WRITTEN REQUEST: Transcribe the demand-response passage below word for word, starting at "The utility did" and ending after "its initial setting.".
--- Begin SELECTION ---
At this stage, the utility might offer you several devices ranging from thermostats, to energy monitoring displays, to switches for your electric dryer or dishwasher. To keep it simple, let's say your utility only installs one device, a “smart thermostat.” Like your new meter, your new thermostat will have two-way digital communication built-in. It will send and receive signals from the utility. That means your utility will be able to “read” your thermostat. Those signals might use the same communications technology as the meter uses, or the signal might take a different path. You won't really care unless you are a geek who needs to know “how things work.” The technical term “demand-response” is appropriate because your new thermostat gives the utility a tiny bit of control over your electrical demand. On hot summer afternoons, when electrical loads are peaking and the utility needs to fire-up expensive natural gas turbines, or buy extra power on the spot market, they will instead, send a signal to your thermostat to turn it up a couple of degrees.

The utility did the heavy-lifting when it installed the smart meter and its network (AMI for advanced metering infrastructure) and the thermostat and its network link (HAN for home area network). With a robust network in place (robust is the operative term), the data flow is relatively simple as illustrated in the diagram. At 2PM on that hot summer weekday when the utility is “running out of power” they'll send a signal to their smart homes requesting a 2-degree reduction in cooling. At 6PM when other loads are dropping, they will send another signal to restore your thermostat to its initial setting.

By tweaking your thermostat, your AC unit will skip a few cycles and your house will slowly warm up to the new set point of 78º. The net effect to you will be negligible. The net effect for the utility will be huge when they can make these slight reductions in demand to millions of homes. When demand-response is implemented at scale, whole new power plants won't be needed and that will bring reductions in air pollution and carbon emissions. The real selling point: will save money for both you and your utility. That's two giant steps for the smart grid. But there's much more of course. So stay tuned.

For more information on the chart, see Smart grid ecosystem, part 4. 

Posted by Carbon-Pros at 06:36 PM | Permalink | TrackBacks (0)
--- End SELECTION ---
--- Begin EXTRACTED DATA ---
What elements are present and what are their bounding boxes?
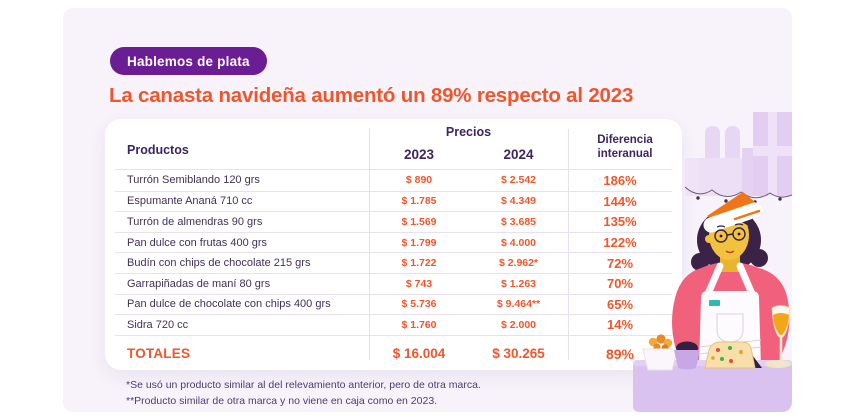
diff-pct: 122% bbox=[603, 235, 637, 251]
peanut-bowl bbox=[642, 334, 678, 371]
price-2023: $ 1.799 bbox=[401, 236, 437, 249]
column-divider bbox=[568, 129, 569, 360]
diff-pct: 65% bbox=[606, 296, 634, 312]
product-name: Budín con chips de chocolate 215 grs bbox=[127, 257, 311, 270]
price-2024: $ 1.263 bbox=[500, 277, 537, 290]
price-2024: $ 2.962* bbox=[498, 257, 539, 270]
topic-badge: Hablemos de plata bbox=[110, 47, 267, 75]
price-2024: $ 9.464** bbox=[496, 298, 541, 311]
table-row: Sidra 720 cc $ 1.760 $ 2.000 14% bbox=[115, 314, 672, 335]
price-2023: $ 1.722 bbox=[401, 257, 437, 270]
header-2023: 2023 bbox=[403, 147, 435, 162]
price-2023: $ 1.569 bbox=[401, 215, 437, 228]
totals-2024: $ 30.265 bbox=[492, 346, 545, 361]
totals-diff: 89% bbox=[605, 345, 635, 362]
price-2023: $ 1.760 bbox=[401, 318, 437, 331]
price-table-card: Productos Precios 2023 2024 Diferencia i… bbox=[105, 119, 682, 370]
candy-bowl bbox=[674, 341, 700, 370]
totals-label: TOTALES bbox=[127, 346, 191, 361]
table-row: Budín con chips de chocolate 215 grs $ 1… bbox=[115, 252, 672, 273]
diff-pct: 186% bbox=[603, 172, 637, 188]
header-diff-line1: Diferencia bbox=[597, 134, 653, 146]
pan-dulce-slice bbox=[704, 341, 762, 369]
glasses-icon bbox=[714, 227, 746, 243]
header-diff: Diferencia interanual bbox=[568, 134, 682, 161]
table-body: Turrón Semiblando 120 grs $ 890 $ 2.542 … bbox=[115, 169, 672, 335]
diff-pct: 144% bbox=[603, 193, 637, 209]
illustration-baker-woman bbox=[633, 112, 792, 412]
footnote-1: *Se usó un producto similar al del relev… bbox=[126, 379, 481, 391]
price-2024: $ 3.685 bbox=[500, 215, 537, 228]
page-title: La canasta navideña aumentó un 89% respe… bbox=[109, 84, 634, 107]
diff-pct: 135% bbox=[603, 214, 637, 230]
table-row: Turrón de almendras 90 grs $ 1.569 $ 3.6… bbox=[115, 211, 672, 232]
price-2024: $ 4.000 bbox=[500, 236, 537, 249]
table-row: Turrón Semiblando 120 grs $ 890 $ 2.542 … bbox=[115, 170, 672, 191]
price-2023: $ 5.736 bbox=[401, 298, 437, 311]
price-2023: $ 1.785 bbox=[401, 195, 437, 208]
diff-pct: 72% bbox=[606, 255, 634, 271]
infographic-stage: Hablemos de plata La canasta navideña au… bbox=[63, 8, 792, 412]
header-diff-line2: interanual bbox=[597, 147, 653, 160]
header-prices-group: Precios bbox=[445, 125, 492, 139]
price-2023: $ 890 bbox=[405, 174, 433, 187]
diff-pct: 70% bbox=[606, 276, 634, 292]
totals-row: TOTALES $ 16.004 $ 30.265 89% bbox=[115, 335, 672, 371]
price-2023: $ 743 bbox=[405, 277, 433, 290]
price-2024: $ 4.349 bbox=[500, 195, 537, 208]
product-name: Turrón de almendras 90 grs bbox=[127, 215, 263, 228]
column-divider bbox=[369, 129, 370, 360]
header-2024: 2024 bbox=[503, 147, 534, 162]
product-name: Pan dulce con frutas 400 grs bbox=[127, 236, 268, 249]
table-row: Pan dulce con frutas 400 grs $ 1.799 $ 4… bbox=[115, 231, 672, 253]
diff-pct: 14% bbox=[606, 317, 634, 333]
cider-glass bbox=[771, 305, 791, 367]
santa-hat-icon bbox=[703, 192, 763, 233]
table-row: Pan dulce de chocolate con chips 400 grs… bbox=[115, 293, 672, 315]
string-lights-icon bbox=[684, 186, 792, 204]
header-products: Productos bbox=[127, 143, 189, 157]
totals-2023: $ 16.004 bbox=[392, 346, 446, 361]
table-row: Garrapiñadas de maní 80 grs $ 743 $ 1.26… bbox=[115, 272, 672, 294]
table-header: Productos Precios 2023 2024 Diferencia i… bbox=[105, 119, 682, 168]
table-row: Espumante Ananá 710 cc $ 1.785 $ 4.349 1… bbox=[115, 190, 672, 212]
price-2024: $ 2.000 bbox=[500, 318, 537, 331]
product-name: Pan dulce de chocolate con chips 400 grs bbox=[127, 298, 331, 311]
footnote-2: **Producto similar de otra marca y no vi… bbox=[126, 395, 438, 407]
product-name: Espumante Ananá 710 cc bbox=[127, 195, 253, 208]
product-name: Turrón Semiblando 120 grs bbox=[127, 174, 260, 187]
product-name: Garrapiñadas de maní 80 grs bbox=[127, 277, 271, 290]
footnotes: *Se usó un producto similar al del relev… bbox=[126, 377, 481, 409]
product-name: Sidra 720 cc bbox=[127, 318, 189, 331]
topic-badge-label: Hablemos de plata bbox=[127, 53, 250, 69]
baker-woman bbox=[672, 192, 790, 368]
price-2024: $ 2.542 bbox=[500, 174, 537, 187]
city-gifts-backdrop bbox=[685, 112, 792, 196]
--- End EXTRACTED DATA ---
--- Begin EXTRACTED DATA ---
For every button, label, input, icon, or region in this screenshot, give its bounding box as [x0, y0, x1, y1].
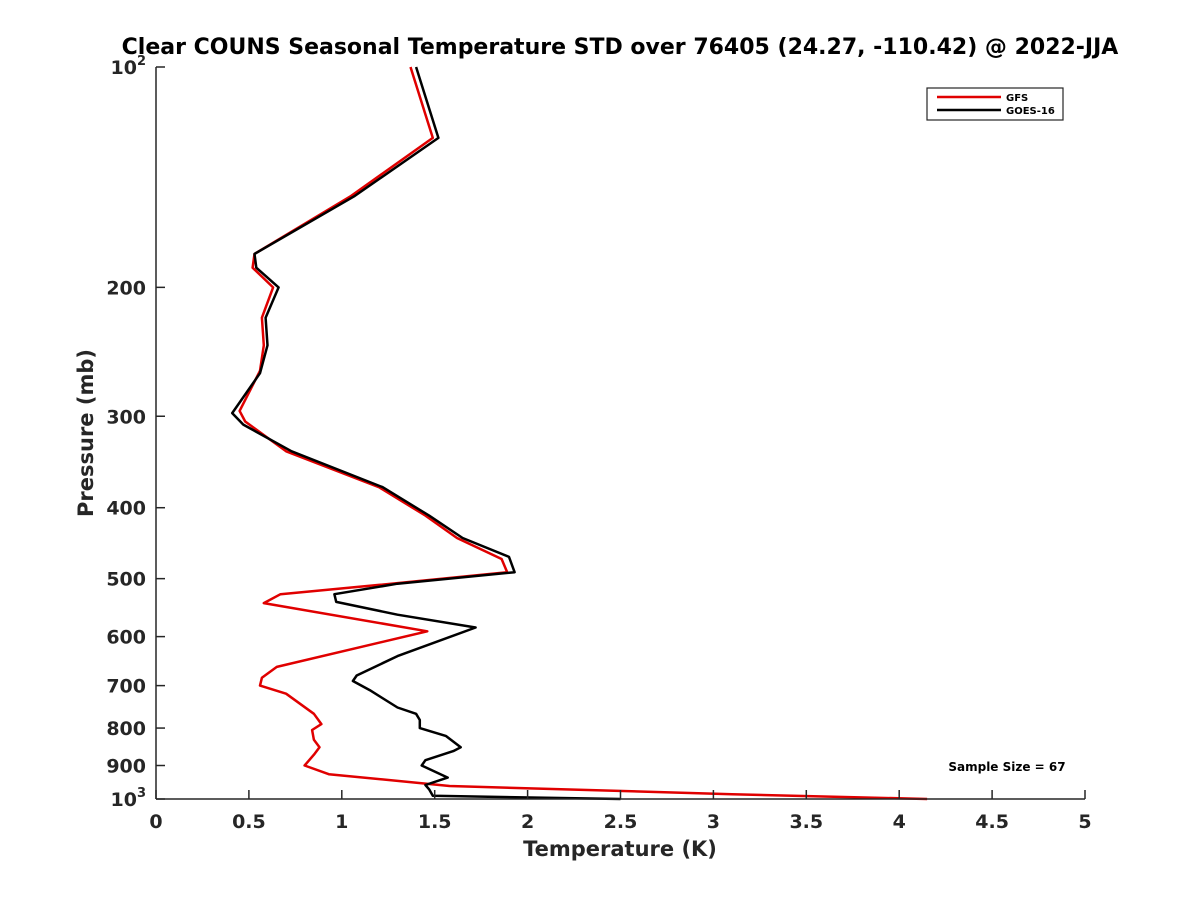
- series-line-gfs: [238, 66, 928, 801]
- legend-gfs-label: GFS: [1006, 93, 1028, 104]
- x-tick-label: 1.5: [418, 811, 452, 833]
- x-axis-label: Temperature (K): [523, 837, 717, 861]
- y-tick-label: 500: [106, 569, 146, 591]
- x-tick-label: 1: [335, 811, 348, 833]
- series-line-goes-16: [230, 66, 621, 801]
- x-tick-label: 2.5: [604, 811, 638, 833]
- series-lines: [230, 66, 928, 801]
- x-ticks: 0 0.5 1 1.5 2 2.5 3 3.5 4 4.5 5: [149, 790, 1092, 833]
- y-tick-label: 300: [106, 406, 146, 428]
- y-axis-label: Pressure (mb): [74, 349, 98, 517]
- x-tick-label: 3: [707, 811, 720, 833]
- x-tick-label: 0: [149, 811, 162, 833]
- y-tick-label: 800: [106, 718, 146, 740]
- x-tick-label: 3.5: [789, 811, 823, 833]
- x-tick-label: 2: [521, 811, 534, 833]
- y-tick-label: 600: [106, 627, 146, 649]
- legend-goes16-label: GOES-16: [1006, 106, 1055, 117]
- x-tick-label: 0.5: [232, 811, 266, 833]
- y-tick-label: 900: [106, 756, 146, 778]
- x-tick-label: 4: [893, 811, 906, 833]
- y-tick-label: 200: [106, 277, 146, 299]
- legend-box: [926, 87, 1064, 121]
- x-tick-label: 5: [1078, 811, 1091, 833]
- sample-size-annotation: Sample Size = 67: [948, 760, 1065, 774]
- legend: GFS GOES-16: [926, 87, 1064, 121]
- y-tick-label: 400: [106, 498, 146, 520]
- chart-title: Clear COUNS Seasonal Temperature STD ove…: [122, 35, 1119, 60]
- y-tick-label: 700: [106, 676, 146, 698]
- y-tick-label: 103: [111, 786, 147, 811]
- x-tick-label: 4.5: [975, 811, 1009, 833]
--- End EXTRACTED DATA ---
ANSWER TO THIS PROBLEM:
The utility did the heavy-lifting when it installed the smart meter and its network (AMI for advanced metering infrastructure) and the thermostat and its network link (HAN for home area network). With a robust network in place (robust is the operative term), the data flow is relatively simple as illustrated in the diagram. At 2PM on that hot summer weekday when the utility is “running out of power” they'll send a signal to their smart homes requesting a 2-degree reduction in cooling. At 6PM when other loads are dropping, they will send another signal to restore your thermostat to its initial setting.